- **TREŚĆ POLECENIA**: Wyciągnij z listingu każdy wiersz, w którym występuje ciąg „stop”. Wielkość liter ma znaczenie.

- **LISTING DO ZADANIA**:
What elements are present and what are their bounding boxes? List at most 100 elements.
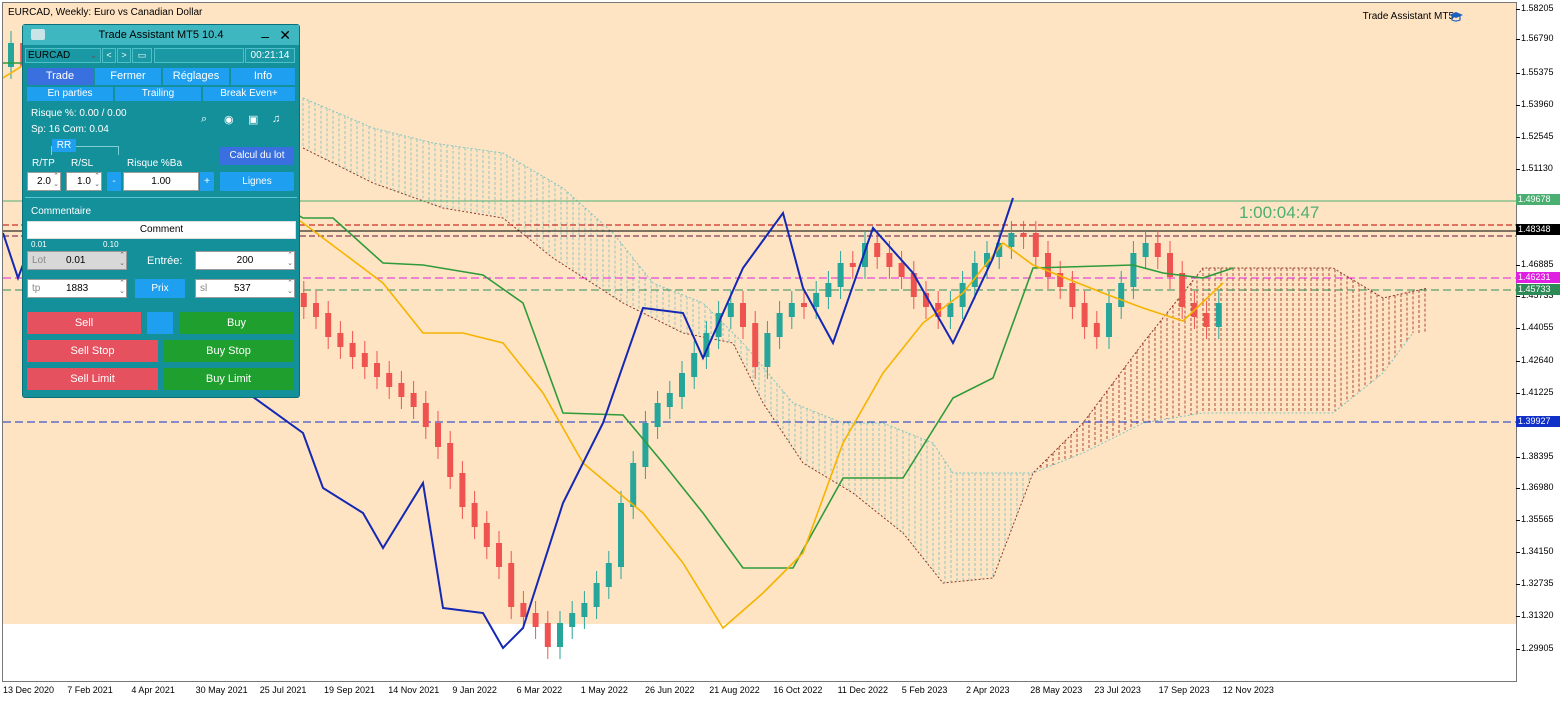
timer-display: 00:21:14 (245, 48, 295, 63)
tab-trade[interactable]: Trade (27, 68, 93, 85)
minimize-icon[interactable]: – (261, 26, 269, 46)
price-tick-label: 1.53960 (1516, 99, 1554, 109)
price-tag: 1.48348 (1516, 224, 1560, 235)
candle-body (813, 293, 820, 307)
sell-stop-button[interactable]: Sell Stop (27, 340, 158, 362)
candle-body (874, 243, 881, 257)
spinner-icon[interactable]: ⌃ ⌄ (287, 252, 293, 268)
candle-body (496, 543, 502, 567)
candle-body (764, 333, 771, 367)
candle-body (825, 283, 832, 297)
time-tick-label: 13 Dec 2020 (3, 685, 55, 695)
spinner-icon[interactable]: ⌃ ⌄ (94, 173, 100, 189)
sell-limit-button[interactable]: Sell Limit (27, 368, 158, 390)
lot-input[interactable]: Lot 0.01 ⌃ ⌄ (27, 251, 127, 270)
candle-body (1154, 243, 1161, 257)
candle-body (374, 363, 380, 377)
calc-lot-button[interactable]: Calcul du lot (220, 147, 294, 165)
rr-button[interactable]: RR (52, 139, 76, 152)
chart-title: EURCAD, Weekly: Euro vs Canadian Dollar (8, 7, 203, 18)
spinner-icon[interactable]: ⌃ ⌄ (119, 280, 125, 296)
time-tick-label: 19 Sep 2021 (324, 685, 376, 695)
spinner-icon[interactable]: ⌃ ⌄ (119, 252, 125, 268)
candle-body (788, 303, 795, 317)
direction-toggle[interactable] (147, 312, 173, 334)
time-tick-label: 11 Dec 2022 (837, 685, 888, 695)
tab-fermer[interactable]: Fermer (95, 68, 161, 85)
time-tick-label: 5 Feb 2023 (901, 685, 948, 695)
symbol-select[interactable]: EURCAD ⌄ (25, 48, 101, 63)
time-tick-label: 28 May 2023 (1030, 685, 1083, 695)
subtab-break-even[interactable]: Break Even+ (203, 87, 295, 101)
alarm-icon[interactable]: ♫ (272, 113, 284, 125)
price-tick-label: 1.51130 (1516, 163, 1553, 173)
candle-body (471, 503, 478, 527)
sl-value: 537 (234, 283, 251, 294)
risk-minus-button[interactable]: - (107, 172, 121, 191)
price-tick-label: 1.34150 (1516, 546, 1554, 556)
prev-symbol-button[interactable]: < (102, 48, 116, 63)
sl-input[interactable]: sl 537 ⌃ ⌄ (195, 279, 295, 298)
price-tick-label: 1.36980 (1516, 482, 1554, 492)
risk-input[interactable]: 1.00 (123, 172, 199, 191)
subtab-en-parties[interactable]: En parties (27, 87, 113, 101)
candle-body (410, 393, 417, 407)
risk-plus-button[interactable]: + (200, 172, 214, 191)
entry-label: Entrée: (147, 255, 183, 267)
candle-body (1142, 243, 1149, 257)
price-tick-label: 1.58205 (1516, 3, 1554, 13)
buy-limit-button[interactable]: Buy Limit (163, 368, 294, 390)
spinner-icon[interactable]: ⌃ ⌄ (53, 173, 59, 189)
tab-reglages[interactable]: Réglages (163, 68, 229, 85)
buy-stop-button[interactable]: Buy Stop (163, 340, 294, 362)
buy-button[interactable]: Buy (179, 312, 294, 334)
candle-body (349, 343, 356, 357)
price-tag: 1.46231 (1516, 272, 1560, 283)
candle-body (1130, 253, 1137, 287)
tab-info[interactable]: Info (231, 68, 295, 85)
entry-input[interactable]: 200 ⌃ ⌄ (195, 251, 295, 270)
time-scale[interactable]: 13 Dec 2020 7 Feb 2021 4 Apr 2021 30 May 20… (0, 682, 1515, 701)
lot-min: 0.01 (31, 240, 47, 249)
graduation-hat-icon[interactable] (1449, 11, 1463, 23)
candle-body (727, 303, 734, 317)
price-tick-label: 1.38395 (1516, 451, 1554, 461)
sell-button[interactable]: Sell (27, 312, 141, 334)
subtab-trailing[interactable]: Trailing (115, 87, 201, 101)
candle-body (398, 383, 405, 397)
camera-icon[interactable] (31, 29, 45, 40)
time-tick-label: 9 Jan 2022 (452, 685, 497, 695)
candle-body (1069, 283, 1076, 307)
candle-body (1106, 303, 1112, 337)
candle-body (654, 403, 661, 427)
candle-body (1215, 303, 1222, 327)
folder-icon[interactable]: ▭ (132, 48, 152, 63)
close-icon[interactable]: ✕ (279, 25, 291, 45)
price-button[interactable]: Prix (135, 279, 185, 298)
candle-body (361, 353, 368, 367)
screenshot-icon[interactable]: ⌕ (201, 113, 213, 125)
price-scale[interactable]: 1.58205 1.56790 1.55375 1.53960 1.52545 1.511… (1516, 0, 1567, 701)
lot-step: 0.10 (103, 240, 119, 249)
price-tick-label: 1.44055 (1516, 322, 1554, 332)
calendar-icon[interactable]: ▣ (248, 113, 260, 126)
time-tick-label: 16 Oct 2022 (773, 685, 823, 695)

- **WYNIK**:
sell-stop-button[interactable]: Sell Stop (27, 340, 158, 362)
buy-stop-button[interactable]: Buy Stop (163, 340, 294, 362)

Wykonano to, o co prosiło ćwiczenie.